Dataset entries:
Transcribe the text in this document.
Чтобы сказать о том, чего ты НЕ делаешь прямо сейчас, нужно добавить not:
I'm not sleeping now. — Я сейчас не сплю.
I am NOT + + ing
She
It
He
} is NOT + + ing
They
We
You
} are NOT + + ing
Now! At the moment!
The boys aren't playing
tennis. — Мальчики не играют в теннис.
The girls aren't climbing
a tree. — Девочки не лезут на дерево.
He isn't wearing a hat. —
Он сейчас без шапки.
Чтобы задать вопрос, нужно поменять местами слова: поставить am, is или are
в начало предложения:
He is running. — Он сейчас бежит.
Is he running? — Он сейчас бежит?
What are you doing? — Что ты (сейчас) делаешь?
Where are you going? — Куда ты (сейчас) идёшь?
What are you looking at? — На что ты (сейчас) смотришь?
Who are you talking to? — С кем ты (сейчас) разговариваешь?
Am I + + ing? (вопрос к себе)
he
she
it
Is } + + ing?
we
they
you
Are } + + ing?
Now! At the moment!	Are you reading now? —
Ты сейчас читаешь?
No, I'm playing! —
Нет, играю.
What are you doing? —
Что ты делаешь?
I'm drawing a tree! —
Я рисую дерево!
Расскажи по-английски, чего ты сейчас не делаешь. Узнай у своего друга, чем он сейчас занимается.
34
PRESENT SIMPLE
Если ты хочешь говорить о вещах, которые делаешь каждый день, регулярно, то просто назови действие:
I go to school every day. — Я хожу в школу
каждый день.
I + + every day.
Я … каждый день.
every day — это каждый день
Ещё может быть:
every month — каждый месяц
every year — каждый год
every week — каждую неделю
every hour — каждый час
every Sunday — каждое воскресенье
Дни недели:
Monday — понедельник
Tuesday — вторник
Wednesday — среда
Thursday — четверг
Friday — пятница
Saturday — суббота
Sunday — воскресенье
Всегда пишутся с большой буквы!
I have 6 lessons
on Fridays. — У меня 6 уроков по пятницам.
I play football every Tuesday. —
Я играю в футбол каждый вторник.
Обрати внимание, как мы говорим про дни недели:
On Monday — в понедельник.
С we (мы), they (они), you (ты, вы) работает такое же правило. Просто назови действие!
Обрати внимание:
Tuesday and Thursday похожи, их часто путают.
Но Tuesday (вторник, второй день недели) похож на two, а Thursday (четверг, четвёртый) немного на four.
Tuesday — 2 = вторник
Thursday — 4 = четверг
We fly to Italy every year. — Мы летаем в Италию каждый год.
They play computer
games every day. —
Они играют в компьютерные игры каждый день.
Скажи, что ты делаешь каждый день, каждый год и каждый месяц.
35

Set task:
Would you reproduce the material above in full, exactly as given?

Final answer:
Transcribe the text in this document.
Чтобы сказать о том, чего ты НЕ делаешь прямо сейчас, нужно добавить not:
I'm not sleeping now. — Я сейчас не сплю.
I am NOT + + ing
She
It
He
} is NOT + + ing
They
We
You
} are NOT + + ing
Now! At the moment!
The boys aren't playing
tennis. — Мальчики не играют в теннис.
The girls aren't climbing
a tree. — Девочки не лезут на дерево.
He isn't wearing a hat. —
Он сейчас без шапки.
Чтобы задать вопрос, нужно поменять местами слова: поставить am, is или are
в начало предложения:
He is running. — Он сейчас бежит.
Is he running? — Он сейчас бежит?
What are you doing? — Что ты (сейчас) делаешь?
Where are you going? — Куда ты (сейчас) идёшь?
What are you looking at? — На что ты (сейчас) смотришь?
Who are you talking to? — С кем ты (сейчас) разговариваешь?
Am I + + ing? (вопрос к себе)
he
she
it
Is } + + ing?
we
they
you
Are } + + ing?
Now! At the moment!	Are you reading now? —
Ты сейчас читаешь?
No, I'm playing! —
Нет, играю.
What are you doing? —
Что ты делаешь?
I'm drawing a tree! —
Я рисую дерево!
Расскажи по-английски, чего ты сейчас не делаешь. Узнай у своего друга, чем он сейчас занимается.
34
PRESENT SIMPLE
Если ты хочешь говорить о вещах, которые делаешь каждый день, регулярно, то просто назови действие:
I go to school every day. — Я хожу в школу
каждый день.
I + + every day.
Я … каждый день.
every day — это каждый день
Ещё может быть:
every month — каждый месяц
every year — каждый год
every week — каждую неделю
every hour — каждый час
every Sunday — каждое воскресенье
Дни недели:
Monday — понедельник
Tuesday — вторник
Wednesday — среда
Thursday — четверг
Friday — пятница
Saturday — суббота
Sunday — воскресенье
Всегда пишутся с большой буквы!
I have 6 lessons
on Fridays. — У меня 6 уроков по пятницам.
I play football every Tuesday. —
Я играю в футбол каждый вторник.
Обрати внимание, как мы говорим про дни недели:
On Monday — в понедельник.
С we (мы), they (они), you (ты, вы) работает такое же правило. Просто назови действие!
Обрати внимание:
Tuesday and Thursday похожи, их часто путают.
Но Tuesday (вторник, второй день недели) похож на two, а Thursday (четверг, четвёртый) немного на four.
Tuesday — 2 = вторник
Thursday — 4 = четверг
We fly to Italy every year. — Мы летаем в Италию каждый год.
They play computer
games every day. —
Они играют в компьютерные игры каждый день.
Скажи, что ты делаешь каждый день, каждый год и каждый месяц.
35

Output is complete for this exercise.